__DATA EXTRACT__.
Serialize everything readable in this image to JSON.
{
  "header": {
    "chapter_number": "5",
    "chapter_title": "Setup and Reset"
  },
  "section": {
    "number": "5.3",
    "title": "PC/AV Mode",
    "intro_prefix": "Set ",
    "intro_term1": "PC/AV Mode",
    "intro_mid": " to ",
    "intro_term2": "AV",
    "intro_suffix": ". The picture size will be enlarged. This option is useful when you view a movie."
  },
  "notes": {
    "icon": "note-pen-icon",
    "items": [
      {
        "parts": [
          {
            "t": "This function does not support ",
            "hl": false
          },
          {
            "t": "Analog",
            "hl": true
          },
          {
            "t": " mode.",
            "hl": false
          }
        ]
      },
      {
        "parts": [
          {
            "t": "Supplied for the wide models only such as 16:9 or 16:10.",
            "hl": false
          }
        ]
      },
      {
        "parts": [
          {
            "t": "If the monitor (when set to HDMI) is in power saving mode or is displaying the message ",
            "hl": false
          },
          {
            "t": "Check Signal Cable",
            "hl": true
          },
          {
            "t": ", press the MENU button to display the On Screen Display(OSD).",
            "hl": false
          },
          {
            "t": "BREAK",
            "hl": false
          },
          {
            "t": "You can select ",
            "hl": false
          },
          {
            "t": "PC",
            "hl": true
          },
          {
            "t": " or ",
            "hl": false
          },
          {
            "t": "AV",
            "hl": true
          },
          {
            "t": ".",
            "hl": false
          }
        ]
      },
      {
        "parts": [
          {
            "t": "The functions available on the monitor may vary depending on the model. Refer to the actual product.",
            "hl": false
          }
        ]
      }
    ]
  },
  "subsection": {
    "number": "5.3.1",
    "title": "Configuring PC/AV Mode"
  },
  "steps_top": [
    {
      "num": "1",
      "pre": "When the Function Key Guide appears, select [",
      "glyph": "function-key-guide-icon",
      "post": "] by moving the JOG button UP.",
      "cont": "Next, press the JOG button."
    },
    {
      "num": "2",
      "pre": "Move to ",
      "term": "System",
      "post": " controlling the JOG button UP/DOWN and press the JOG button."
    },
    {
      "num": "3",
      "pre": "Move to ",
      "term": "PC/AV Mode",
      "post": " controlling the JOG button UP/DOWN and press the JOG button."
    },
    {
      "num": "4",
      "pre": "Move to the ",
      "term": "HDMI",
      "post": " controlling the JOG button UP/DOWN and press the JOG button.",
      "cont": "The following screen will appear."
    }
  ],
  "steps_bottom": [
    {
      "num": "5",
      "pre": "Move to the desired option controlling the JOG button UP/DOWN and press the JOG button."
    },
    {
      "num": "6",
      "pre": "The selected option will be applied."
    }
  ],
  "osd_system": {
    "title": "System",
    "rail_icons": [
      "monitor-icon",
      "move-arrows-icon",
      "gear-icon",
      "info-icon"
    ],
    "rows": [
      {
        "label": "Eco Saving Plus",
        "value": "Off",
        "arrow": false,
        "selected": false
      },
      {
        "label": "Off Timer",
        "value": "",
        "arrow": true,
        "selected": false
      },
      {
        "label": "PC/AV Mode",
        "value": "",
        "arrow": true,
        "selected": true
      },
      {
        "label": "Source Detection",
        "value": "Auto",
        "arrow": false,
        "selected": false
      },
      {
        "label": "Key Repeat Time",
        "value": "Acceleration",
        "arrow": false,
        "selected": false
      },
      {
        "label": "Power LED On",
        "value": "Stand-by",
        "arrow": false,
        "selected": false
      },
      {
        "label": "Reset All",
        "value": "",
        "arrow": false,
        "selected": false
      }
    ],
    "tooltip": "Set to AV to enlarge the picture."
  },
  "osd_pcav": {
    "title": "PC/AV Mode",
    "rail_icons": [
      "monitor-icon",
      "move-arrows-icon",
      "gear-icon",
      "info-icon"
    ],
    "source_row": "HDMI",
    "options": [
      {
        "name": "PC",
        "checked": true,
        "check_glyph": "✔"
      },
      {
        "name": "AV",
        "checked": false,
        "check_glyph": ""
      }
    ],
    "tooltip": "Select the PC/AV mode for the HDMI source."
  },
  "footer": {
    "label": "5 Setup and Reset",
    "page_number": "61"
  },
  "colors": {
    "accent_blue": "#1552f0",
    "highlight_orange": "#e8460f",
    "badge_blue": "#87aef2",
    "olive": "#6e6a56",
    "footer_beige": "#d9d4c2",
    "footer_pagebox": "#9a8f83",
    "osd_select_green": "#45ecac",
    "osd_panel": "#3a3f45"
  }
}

__THE TASK__. Return every entry verbatim.

__COMPLETED TASK__.
Serialize everything readable in this image to JSON.
{
  "header": {
    "chapter_number": "5",
    "chapter_title": "Setup and Reset"
  },
  "section": {
    "number": "5.3",
    "title": "PC/AV Mode",
    "intro_prefix": "Set ",
    "intro_term1": "PC/AV Mode",
    "intro_mid": " to ",
    "intro_term2": "AV",
    "intro_suffix": ". The picture size will be enlarged. This option is useful when you view a movie."
  },
  "notes": {
    "icon": "note-pen-icon",
    "items": [
      {
        "parts": [
          {
            "t": "This function does not support ",
            "hl": false
          },
          {
            "t": "Analog",
            "hl": true
          },
          {
            "t": " mode.",
            "hl": false
          }
        ]
      },
      {
        "parts": [
          {
            "t": "Supplied for the wide models only such as 16:9 or 16:10.",
            "hl": false
          }
        ]
      },
      {
        "parts": [
          {
            "t": "If the monitor (when set to HDMI) is in power saving mode or is displaying the message ",
            "hl": false
          },
          {
            "t": "Check Signal Cable",
            "hl": true
          },
          {
            "t": ", press the MENU button to display the On Screen Display(OSD).",
            "hl": false
          },
          {
            "t": "BREAK",
            "hl": false
          },
          {
            "t": "You can select ",
            "hl": false
          },
          {
            "t": "PC",
            "hl": true
          },
          {
            "t": " or ",
            "hl": false
          },
          {
            "t": "AV",
            "hl": true
          },
          {
            "t": ".",
            "hl": false
          }
        ]
      },
      {
        "parts": [
          {
            "t": "The functions available on the monitor may vary depending on the model. Refer to the actual product.",
            "hl": false
          }
        ]
      }
    ]
  },
  "subsection": {
    "number": "5.3.1",
    "title": "Configuring PC/AV Mode"
  },
  "steps_top": [
    {
      "num": "1",
      "pre": "When the Function Key Guide appears, select [",
      "glyph": "function-key-guide-icon",
      "post": "] by moving the JOG button UP.",
      "cont": "Next, press the JOG button."
    },
    {
      "num": "2",
      "pre": "Move to ",
      "term": "System",
      "post": " controlling the JOG button UP/DOWN and press the JOG button."
    },
    {
      "num": "3",
      "pre": "Move to ",
      "term": "PC/AV Mode",
      "post": " controlling the JOG button UP/DOWN and press the JOG button."
    },
    {
      "num": "4",
      "pre": "Move to the ",
      "term": "HDMI",
      "post": " controlling the JOG button UP/DOWN and press the JOG button.",
      "cont": "The following screen will appear."
    }
  ],
  "steps_bottom": [
    {
      "num": "5",
      "pre": "Move to the desired option controlling the JOG button UP/DOWN and press the JOG button."
    },
    {
      "num": "6",
      "pre": "The selected option will be applied."
    }
  ],
  "osd_system": {
    "title": "System",
    "rail_icons": [
      "monitor-icon",
      "move-arrows-icon",
      "gear-icon",
      "info-icon"
    ],
    "rows": [
      {
        "label": "Eco Saving Plus",
        "value": "Off",
        "arrow": false,
        "selected": false
      },
      {
        "label": "Off Timer",
        "value": "",
        "arrow": true,
        "selected": false
      },
      {
        "label": "PC/AV Mode",
        "value": "",
        "arrow": true,
        "selected": true
      },
      {
        "label": "Source Detection",
        "value": "Auto",
        "arrow": false,
        "selected": false
      },
      {
        "label": "Key Repeat Time",
        "value": "Acceleration",
        "arrow": false,
        "selected": false
      },
      {
        "label": "Power LED On",
        "value": "Stand-by",
        "arrow": false,
        "selected": false
      },
      {
        "label": "Reset All",
        "value": "",
        "arrow": false,
        "selected": false
      }
    ],
    "tooltip": "Set to AV to enlarge the picture."
  },
  "osd_pcav": {
    "title": "PC/AV Mode",
    "rail_icons": [
      "monitor-icon",
      "move-arrows-icon",
      "gear-icon",
      "info-icon"
    ],
    "source_row": "HDMI",
    "options": [
      {
        "name": "PC",
        "checked": true,
        "check_glyph": "✔"
      },
      {
        "name": "AV",
        "checked": false,
        "check_glyph": ""
      }
    ],
    "tooltip": "Select the PC/AV mode for the HDMI source."
  },
  "footer": {
    "label": "5 Setup and Reset",
    "page_number": "61"
  },
  "colors": {
    "accent_blue": "#1552f0",
    "highlight_orange": "#e8460f",
    "badge_blue": "#87aef2",
    "olive": "#6e6a56",
    "footer_beige": "#d9d4c2",
    "footer_pagebox": "#9a8f83",
    "osd_select_green": "#45ecac",
    "osd_panel": "#3a3f45"
  }
}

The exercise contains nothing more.